* [Task objective] Write out the data below in full, unchanged, minus the images.
==============================
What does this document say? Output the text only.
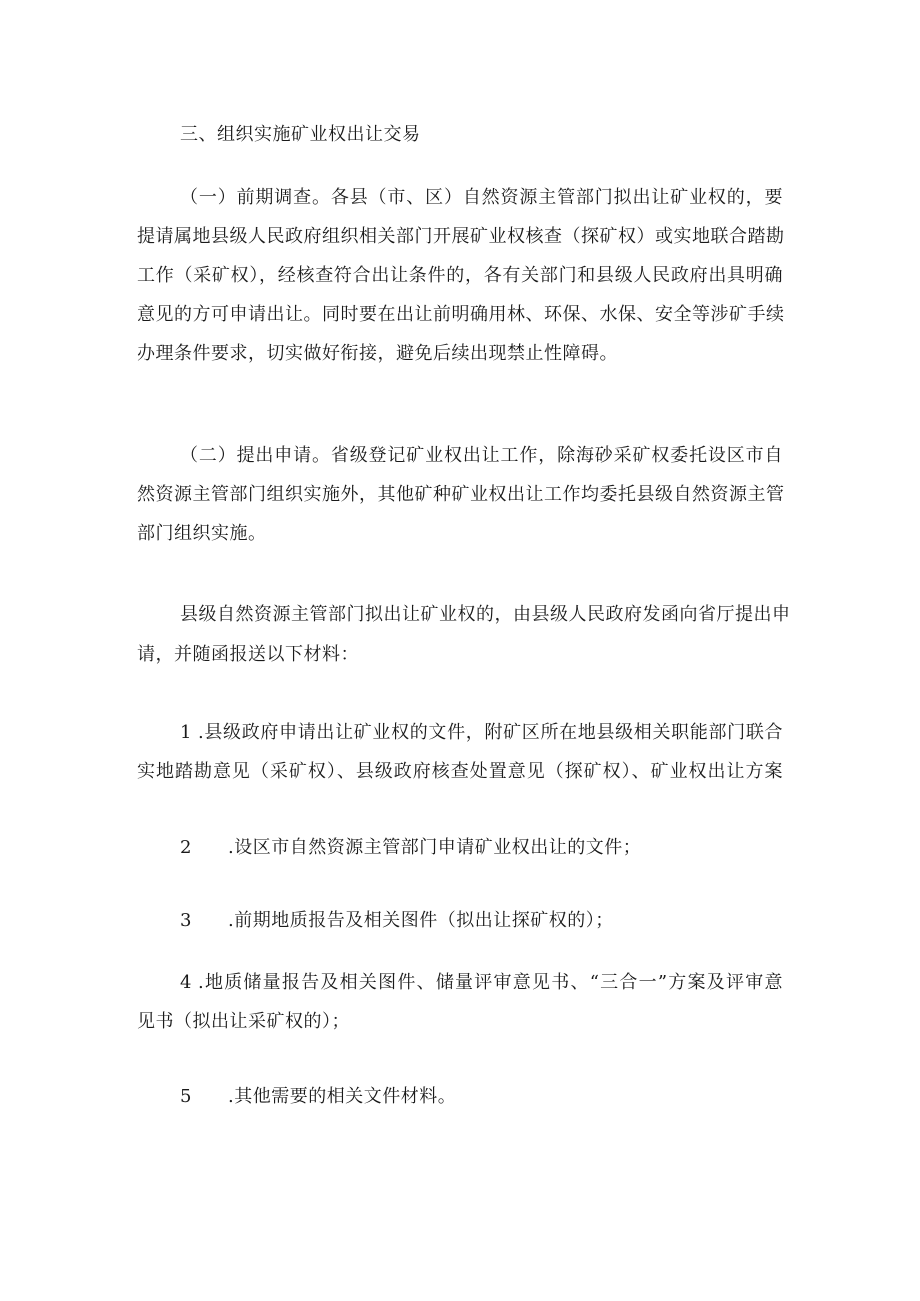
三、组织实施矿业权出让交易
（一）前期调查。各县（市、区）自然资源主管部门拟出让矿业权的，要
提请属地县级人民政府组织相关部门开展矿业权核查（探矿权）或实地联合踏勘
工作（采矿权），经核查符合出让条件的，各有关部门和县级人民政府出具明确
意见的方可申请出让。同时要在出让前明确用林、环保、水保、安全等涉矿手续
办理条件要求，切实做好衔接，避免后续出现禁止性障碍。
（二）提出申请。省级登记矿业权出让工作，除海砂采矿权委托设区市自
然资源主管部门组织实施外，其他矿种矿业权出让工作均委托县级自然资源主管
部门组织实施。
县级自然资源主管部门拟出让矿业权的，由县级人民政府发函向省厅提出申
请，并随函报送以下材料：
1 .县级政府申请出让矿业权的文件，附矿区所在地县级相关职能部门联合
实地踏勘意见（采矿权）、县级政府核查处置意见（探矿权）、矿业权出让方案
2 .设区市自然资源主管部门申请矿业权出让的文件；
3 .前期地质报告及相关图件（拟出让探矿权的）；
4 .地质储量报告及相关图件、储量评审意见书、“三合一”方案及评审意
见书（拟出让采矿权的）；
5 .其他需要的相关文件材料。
==============================
* [Task result]
What does this document say? Output the text only.
三、组织实施矿业权出让交易
（一）前期调查。各县（市、区）自然资源主管部门拟出让矿业权的，要
提请属地县级人民政府组织相关部门开展矿业权核查（探矿权）或实地联合踏勘
工作（采矿权），经核查符合出让条件的，各有关部门和县级人民政府出具明确
意见的方可申请出让。同时要在出让前明确用林、环保、水保、安全等涉矿手续
办理条件要求，切实做好衔接，避免后续出现禁止性障碍。
（二）提出申请。省级登记矿业权出让工作，除海砂采矿权委托设区市自
然资源主管部门组织实施外，其他矿种矿业权出让工作均委托县级自然资源主管
部门组织实施。
县级自然资源主管部门拟出让矿业权的，由县级人民政府发函向省厅提出申
请，并随函报送以下材料：
1 .县级政府申请出让矿业权的文件，附矿区所在地县级相关职能部门联合
实地踏勘意见（采矿权）、县级政府核查处置意见（探矿权）、矿业权出让方案
2 .设区市自然资源主管部门申请矿业权出让的文件；
3 .前期地质报告及相关图件（拟出让探矿权的）；
4 .地质储量报告及相关图件、储量评审意见书、“三合一”方案及评审意
见书（拟出让采矿权的）；
5 .其他需要的相关文件材料。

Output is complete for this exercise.